- Given information -
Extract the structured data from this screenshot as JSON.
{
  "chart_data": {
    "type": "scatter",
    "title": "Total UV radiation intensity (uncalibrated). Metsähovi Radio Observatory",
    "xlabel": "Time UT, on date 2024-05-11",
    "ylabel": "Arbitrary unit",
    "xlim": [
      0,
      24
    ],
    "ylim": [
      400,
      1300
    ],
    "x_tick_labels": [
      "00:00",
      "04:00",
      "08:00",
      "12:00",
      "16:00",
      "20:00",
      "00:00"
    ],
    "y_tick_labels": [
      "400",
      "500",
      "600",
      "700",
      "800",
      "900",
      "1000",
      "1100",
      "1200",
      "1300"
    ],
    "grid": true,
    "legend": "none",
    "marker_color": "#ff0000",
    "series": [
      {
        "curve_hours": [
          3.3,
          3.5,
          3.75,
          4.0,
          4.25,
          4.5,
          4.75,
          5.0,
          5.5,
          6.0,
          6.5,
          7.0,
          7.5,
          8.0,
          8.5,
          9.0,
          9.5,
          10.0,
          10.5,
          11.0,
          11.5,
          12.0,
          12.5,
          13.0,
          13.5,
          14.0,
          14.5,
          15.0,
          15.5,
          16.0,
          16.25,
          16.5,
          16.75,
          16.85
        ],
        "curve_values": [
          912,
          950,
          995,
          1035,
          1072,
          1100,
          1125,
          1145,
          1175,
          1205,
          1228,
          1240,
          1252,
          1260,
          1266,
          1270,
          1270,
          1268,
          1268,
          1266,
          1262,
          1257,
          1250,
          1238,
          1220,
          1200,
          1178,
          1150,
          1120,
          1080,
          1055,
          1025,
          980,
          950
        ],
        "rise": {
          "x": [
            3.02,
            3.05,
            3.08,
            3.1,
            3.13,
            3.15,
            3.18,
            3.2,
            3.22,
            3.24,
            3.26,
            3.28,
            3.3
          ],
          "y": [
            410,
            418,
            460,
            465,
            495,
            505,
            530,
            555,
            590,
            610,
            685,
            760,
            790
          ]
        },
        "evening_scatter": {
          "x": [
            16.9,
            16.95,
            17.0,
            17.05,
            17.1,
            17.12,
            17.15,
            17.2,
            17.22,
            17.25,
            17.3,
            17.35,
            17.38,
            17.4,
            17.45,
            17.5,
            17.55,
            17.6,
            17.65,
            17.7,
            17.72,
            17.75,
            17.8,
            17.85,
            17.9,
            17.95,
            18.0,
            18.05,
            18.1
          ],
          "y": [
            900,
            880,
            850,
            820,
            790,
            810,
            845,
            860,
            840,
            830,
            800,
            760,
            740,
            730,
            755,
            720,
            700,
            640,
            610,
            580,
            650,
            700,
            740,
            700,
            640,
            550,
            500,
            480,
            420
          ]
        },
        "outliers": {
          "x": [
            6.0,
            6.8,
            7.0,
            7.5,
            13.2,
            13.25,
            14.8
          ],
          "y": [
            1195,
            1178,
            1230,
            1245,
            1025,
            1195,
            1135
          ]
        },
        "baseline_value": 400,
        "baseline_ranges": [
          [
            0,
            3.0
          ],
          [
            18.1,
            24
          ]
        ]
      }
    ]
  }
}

...

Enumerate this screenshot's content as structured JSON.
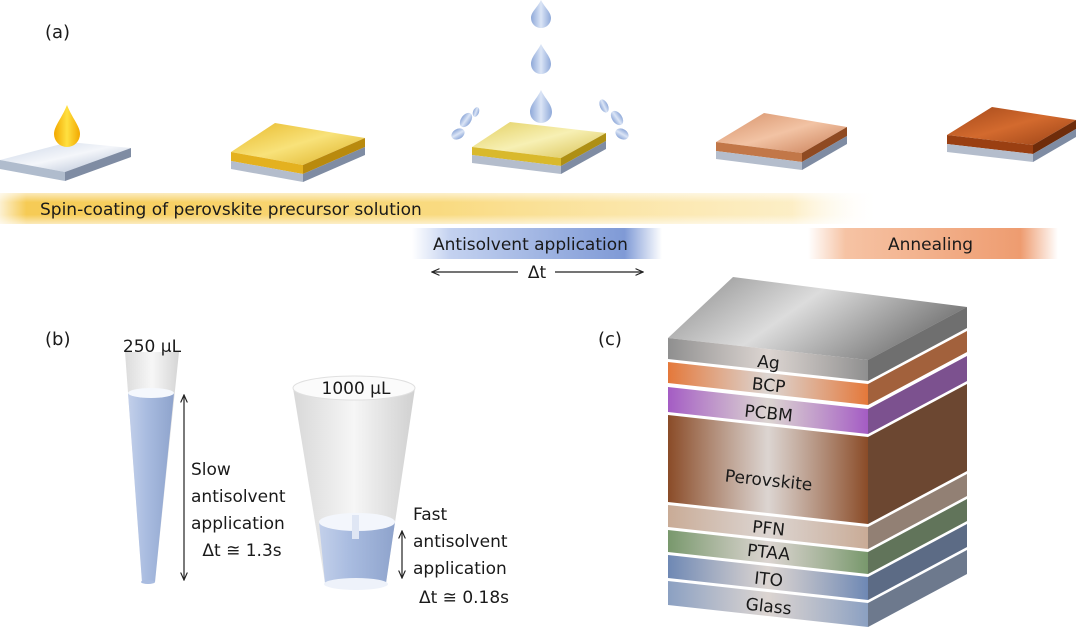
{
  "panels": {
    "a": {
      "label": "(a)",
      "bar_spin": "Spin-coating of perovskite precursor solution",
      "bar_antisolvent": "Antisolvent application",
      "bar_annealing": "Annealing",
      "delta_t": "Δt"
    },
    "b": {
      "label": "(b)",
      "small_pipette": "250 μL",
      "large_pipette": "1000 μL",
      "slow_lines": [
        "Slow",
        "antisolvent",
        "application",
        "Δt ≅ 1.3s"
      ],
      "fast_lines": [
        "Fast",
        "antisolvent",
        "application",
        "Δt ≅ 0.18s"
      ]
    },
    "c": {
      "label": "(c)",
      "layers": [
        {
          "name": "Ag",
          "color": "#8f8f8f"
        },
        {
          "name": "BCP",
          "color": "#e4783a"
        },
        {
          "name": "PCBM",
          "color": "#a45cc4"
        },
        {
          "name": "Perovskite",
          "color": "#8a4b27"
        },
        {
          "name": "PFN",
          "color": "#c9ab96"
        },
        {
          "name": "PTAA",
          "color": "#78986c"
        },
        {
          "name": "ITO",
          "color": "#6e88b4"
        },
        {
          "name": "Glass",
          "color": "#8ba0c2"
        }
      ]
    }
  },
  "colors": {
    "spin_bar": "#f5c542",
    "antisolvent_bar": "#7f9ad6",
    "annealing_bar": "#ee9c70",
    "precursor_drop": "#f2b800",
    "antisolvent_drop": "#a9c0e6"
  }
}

==

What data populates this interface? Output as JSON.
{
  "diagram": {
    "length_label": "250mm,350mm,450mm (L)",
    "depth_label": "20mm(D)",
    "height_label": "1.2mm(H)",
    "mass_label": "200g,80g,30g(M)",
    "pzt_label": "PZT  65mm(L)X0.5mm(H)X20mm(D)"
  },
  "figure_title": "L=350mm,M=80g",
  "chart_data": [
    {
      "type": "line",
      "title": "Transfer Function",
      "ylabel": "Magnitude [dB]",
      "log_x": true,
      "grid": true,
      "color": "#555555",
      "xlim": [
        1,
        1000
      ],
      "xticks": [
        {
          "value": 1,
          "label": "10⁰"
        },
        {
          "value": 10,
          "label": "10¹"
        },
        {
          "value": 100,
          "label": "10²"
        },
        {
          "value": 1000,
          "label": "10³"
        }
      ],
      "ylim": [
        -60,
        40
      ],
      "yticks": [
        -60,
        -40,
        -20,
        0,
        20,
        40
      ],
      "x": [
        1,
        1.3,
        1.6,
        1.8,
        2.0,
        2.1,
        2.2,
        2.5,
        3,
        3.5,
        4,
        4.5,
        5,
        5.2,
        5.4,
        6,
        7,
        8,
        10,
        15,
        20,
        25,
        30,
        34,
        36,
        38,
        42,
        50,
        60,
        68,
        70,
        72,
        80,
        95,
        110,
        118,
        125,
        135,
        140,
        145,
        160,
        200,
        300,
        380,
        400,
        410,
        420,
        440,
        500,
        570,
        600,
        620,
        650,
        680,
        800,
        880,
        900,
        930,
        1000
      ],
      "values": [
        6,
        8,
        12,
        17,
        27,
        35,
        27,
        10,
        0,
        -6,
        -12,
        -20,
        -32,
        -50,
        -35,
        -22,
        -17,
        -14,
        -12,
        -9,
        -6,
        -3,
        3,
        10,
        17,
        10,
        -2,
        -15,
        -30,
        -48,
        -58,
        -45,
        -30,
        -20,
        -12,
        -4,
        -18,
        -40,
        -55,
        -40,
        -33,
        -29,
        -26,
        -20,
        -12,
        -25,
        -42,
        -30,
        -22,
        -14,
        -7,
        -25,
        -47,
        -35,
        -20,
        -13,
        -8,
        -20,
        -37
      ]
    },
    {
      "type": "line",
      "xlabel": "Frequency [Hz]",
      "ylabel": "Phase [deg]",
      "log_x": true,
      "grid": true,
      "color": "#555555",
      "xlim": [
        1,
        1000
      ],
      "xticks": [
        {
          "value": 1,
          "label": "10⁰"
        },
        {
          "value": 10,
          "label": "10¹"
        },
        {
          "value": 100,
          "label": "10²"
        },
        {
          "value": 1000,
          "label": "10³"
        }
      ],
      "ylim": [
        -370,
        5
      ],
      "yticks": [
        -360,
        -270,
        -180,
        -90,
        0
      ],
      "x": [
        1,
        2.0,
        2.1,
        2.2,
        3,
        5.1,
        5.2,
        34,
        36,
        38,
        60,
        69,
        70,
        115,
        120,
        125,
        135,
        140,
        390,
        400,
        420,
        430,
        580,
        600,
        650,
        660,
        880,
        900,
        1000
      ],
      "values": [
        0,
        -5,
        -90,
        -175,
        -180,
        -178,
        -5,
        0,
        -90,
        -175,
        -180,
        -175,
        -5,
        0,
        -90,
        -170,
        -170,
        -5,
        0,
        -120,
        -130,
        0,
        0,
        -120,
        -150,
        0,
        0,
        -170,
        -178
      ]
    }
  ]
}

- Problem to solve -
Within the material above, find the lines that contain the word "JSON"; copy them.

- Result -
Extract the structured data from this screenshot as JSON.
Enumerate this screenshot's content as structured JSON.
What data populates this interface? Output as JSON.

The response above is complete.